[RECORDS TO PROCESS start]

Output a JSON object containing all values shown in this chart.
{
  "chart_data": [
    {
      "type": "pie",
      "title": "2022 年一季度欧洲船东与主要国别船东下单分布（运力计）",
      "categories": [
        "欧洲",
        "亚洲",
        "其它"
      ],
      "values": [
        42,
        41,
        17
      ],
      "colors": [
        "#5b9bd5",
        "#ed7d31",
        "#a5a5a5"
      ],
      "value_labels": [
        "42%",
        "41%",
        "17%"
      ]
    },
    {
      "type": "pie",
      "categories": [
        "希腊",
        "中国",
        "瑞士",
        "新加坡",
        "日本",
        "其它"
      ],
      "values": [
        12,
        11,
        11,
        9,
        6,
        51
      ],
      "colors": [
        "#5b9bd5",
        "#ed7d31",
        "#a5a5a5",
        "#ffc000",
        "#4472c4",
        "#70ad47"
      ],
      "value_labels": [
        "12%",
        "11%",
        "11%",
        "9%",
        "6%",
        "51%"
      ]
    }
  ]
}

[RECORDS TO PROCESS end]

WRITTEN EXERCISE: Copy out the full set of records precisely, leaving nothing out.

TASK RESPONSE:
Output a JSON object containing all values shown in this chart.
{
  "chart_data": [
    {
      "type": "pie",
      "title": "2022 年一季度欧洲船东与主要国别船东下单分布（运力计）",
      "categories": [
        "欧洲",
        "亚洲",
        "其它"
      ],
      "values": [
        42,
        41,
        17
      ],
      "colors": [
        "#5b9bd5",
        "#ed7d31",
        "#a5a5a5"
      ],
      "value_labels": [
        "42%",
        "41%",
        "17%"
      ]
    },
    {
      "type": "pie",
      "categories": [
        "希腊",
        "中国",
        "瑞士",
        "新加坡",
        "日本",
        "其它"
      ],
      "values": [
        12,
        11,
        11,
        9,
        6,
        51
      ],
      "colors": [
        "#5b9bd5",
        "#ed7d31",
        "#a5a5a5",
        "#ffc000",
        "#4472c4",
        "#70ad47"
      ],
      "value_labels": [
        "12%",
        "11%",
        "11%",
        "9%",
        "6%",
        "51%"
      ]
    }
  ]
}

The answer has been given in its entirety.